**THE EXERCISE**
Each entry that follows is to be retyped exactly. Pictures do not belong in the copy.

**RECORDS TO USE**
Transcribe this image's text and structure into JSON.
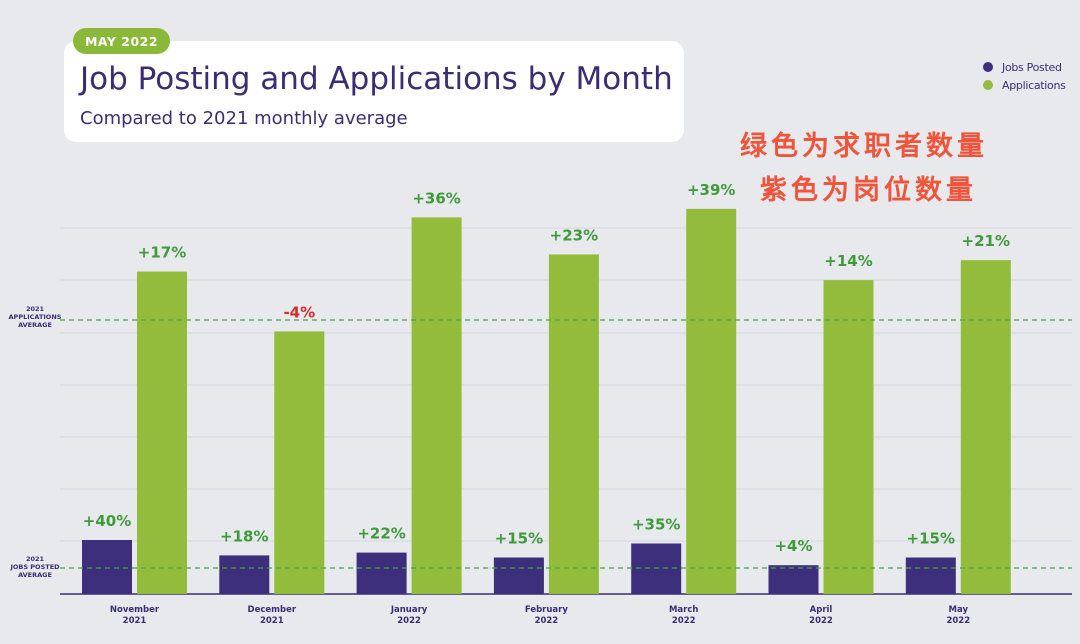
{
  "badge": "MAY 2022",
  "title": "Job Posting and Applications by Month",
  "subtitle": "Compared to 2021 monthly average",
  "annotation_lines": [
    "绿色为求职者数量",
    "紫色为岗位数量"
  ],
  "colors": {
    "jobs_posted": "#3d2f7b",
    "applications": "#93bc3c",
    "positive_label": "#3f9a3a",
    "negative_label": "#d62a2a",
    "reference_line": "#47a447",
    "annotation": "#f0553c"
  },
  "reference_labels": {
    "applications": [
      "2021",
      "APPLICATIONS",
      "AVERAGE"
    ],
    "jobs": [
      "2021",
      "JOBS POSTED",
      "AVERAGE"
    ]
  },
  "chart_data": {
    "type": "bar",
    "categories": [
      [
        "November",
        "2021"
      ],
      [
        "December",
        "2021"
      ],
      [
        "January",
        "2022"
      ],
      [
        "February",
        "2022"
      ],
      [
        "March",
        "2022"
      ],
      [
        "April",
        "2022"
      ],
      [
        "May",
        "2022"
      ]
    ],
    "series": [
      {
        "name": "Jobs Posted",
        "values": [
          40,
          18,
          22,
          15,
          35,
          4,
          15
        ],
        "labels": [
          "+40%",
          "+18%",
          "+22%",
          "+15%",
          "+35%",
          "+4%",
          "+15%"
        ]
      },
      {
        "name": "Applications",
        "values": [
          17,
          -4,
          36,
          23,
          39,
          14,
          21
        ],
        "labels": [
          "+17%",
          "-4%",
          "+36%",
          "+23%",
          "+39%",
          "+14%",
          "+21%"
        ]
      }
    ],
    "legend": "top-right",
    "grid": true
  }
}
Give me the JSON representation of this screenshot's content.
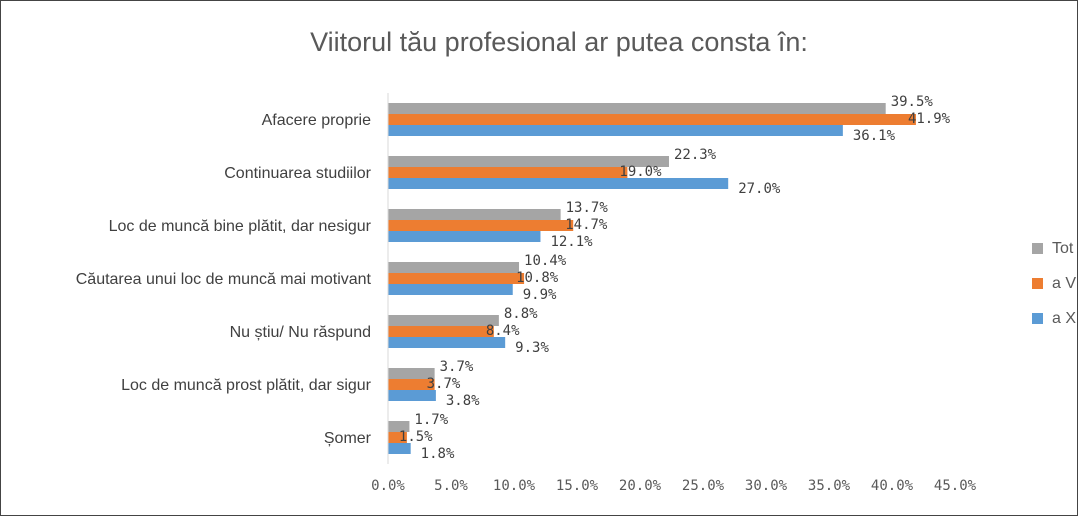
{
  "chart_data": {
    "type": "bar",
    "orientation": "horizontal",
    "title": "Viitorul tău profesional ar putea consta în:",
    "categories": [
      "Afacere proprie",
      "Continuarea studiilor",
      "Loc de muncă bine plătit, dar nesigur",
      "Căutarea unui loc de muncă mai motivant",
      "Nu știu/ Nu răspund",
      "Loc de muncă prost plătit, dar sigur",
      "Șomer"
    ],
    "series": [
      {
        "name": "Tot",
        "color": "#a5a5a5",
        "values": [
          39.5,
          22.3,
          13.7,
          10.4,
          8.8,
          3.7,
          1.7
        ],
        "labels": [
          "39.5%",
          "22.3%",
          "13.7%",
          "10.4%",
          "8.8%",
          "3.7%",
          "1.7%"
        ]
      },
      {
        "name": "a V",
        "color": "#ed7d31",
        "values": [
          41.9,
          19.0,
          14.7,
          10.8,
          8.4,
          3.7,
          1.5
        ],
        "labels": [
          "41.9%",
          "19.0%",
          "14.7%",
          "10.8%",
          "8.4%",
          "3.7%",
          "1.5%"
        ]
      },
      {
        "name": "a X",
        "color": "#5b9bd5",
        "values": [
          36.1,
          27.0,
          12.1,
          9.9,
          9.3,
          3.8,
          1.8
        ],
        "labels": [
          "36.1%",
          "27.0%",
          "12.1%",
          "9.9%",
          "9.3%",
          "3.8%",
          "1.8%"
        ]
      }
    ],
    "xlim": [
      0,
      45
    ],
    "x_ticks": [
      "0.0%",
      "5.0%",
      "10.0%",
      "15.0%",
      "20.0%",
      "25.0%",
      "30.0%",
      "35.0%",
      "40.0%",
      "45.0%"
    ],
    "grid": false,
    "legend": "right"
  }
}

**EXPECTED ANSWER**
Transcribe this image's text and structure into JSON.
{
  "badge": "MAY 2022",
  "title": "Job Posting and Applications by Month",
  "subtitle": "Compared to 2021 monthly average",
  "annotation_lines": [
    "绿色为求职者数量",
    "紫色为岗位数量"
  ],
  "colors": {
    "jobs_posted": "#3d2f7b",
    "applications": "#93bc3c",
    "positive_label": "#3f9a3a",
    "negative_label": "#d62a2a",
    "reference_line": "#47a447",
    "annotation": "#f0553c"
  },
  "reference_labels": {
    "applications": [
      "2021",
      "APPLICATIONS",
      "AVERAGE"
    ],
    "jobs": [
      "2021",
      "JOBS POSTED",
      "AVERAGE"
    ]
  },
  "chart_data": {
    "type": "bar",
    "categories": [
      [
        "November",
        "2021"
      ],
      [
        "December",
        "2021"
      ],
      [
        "January",
        "2022"
      ],
      [
        "February",
        "2022"
      ],
      [
        "March",
        "2022"
      ],
      [
        "April",
        "2022"
      ],
      [
        "May",
        "2022"
      ]
    ],
    "series": [
      {
        "name": "Jobs Posted",
        "values": [
          40,
          18,
          22,
          15,
          35,
          4,
          15
        ],
        "labels": [
          "+40%",
          "+18%",
          "+22%",
          "+15%",
          "+35%",
          "+4%",
          "+15%"
        ]
      },
      {
        "name": "Applications",
        "values": [
          17,
          -4,
          36,
          23,
          39,
          14,
          21
        ],
        "labels": [
          "+17%",
          "-4%",
          "+36%",
          "+23%",
          "+39%",
          "+14%",
          "+21%"
        ]
      }
    ],
    "legend": "top-right",
    "grid": true
  }
}
Give me the JSON representation of this screenshot's content.
{
  "chart_data": {
    "type": "bar",
    "orientation": "horizontal",
    "title": "Viitorul tău profesional ar putea consta în:",
    "categories": [
      "Afacere proprie",
      "Continuarea studiilor",
      "Loc de muncă bine plătit, dar nesigur",
      "Căutarea unui loc de muncă mai motivant",
      "Nu știu/ Nu răspund",
      "Loc de muncă prost plătit, dar sigur",
      "Șomer"
    ],
    "series": [
      {
        "name": "Tot",
        "color": "#a5a5a5",
        "values": [
          39.5,
          22.3,
          13.7,
          10.4,
          8.8,
          3.7,
          1.7
        ],
        "labels": [
          "39.5%",
          "22.3%",
          "13.7%",
          "10.4%",
          "8.8%",
          "3.7%",
          "1.7%"
        ]
      },
      {
        "name": "a V",
        "color": "#ed7d31",
        "values": [
          41.9,
          19.0,
          14.7,
          10.8,
          8.4,
          3.7,
          1.5
        ],
        "labels": [
          "41.9%",
          "19.0%",
          "14.7%",
          "10.8%",
          "8.4%",
          "3.7%",
          "1.5%"
        ]
      },
      {
        "name": "a X",
        "color": "#5b9bd5",
        "values": [
          36.1,
          27.0,
          12.1,
          9.9,
          9.3,
          3.8,
          1.8
        ],
        "labels": [
          "36.1%",
          "27.0%",
          "12.1%",
          "9.9%",
          "9.3%",
          "3.8%",
          "1.8%"
        ]
      }
    ],
    "xlim": [
      0,
      45
    ],
    "x_ticks": [
      "0.0%",
      "5.0%",
      "10.0%",
      "15.0%",
      "20.0%",
      "25.0%",
      "30.0%",
      "35.0%",
      "40.0%",
      "45.0%"
    ],
    "grid": false,
    "legend": "right"
  }
}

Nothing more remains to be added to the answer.